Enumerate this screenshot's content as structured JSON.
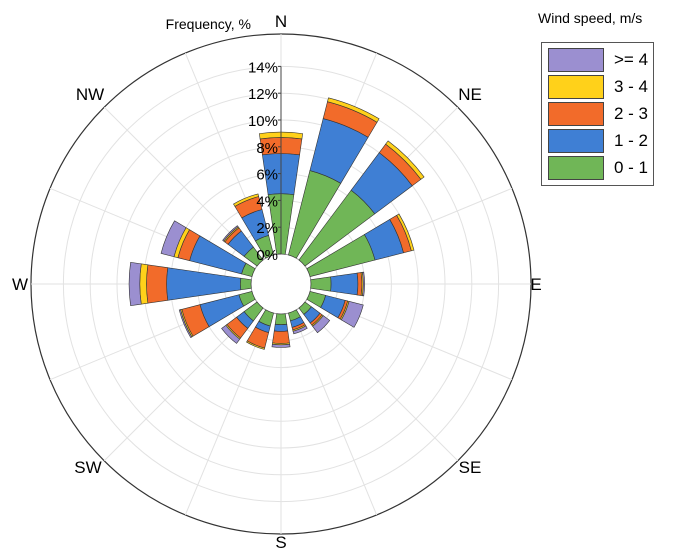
{
  "chart_data": {
    "type": "polar-stacked-bar",
    "title": "Frequency, %",
    "radial_ticks": [
      "0%",
      "2%",
      "4%",
      "6%",
      "8%",
      "10%",
      "12%",
      "14%"
    ],
    "radial_range": [
      0,
      14
    ],
    "directions": [
      "N",
      "NNE",
      "NE",
      "ENE",
      "E",
      "ESE",
      "SE",
      "SSE",
      "S",
      "SSW",
      "SW",
      "WSW",
      "W",
      "WNW",
      "NW",
      "NNW"
    ],
    "direction_labels": [
      "N",
      "NE",
      "E",
      "SE",
      "S",
      "SW",
      "W",
      "NW"
    ],
    "legend_title": "Wind speed, m/s",
    "legend_placement": "top-right",
    "series": [
      {
        "name": "0 - 1",
        "color": "#70b657",
        "values": [
          4.5,
          6.5,
          6.5,
          5.0,
          1.5,
          1.2,
          0.6,
          0.6,
          0.8,
          1.0,
          1.2,
          1.0,
          0.8,
          0.8,
          1.2,
          1.5
        ]
      },
      {
        "name": "1 - 2",
        "color": "#3f7fd4",
        "values": [
          3.0,
          4.0,
          3.5,
          2.2,
          2.0,
          1.5,
          0.8,
          0.5,
          0.5,
          0.5,
          0.7,
          3.0,
          5.5,
          4.0,
          1.5,
          2.0
        ]
      },
      {
        "name": "2 - 3",
        "color": "#f26b2a",
        "values": [
          1.2,
          1.3,
          0.8,
          0.6,
          0.3,
          0.2,
          0.2,
          0.2,
          0.9,
          1.2,
          0.9,
          1.4,
          1.5,
          0.9,
          0.3,
          1.0
        ]
      },
      {
        "name": "3 - 4",
        "color": "#ffd11a",
        "values": [
          0.4,
          0.3,
          0.3,
          0.2,
          0.1,
          0.1,
          0.1,
          0.1,
          0.1,
          0.1,
          0.1,
          0.1,
          0.5,
          0.3,
          0.1,
          0.2
        ]
      },
      {
        "name": ">= 4",
        "color": "#9b8fd0",
        "values": [
          0.0,
          0.0,
          0.0,
          0.0,
          0.1,
          1.1,
          0.6,
          0.2,
          0.2,
          0.0,
          0.4,
          0.1,
          0.8,
          1.0,
          0.1,
          0.0
        ]
      }
    ],
    "grid": true
  }
}
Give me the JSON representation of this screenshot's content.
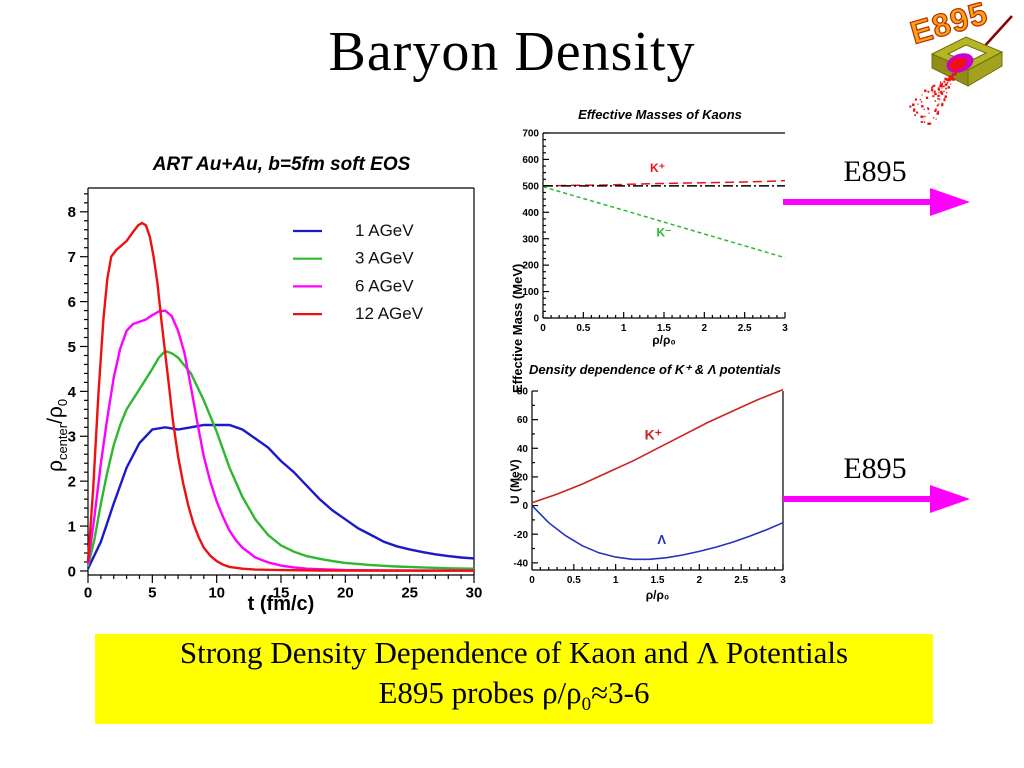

________

# Exercise details
Your answer should be one number: how many lines of the listing include the word "this".

# Result of the task
2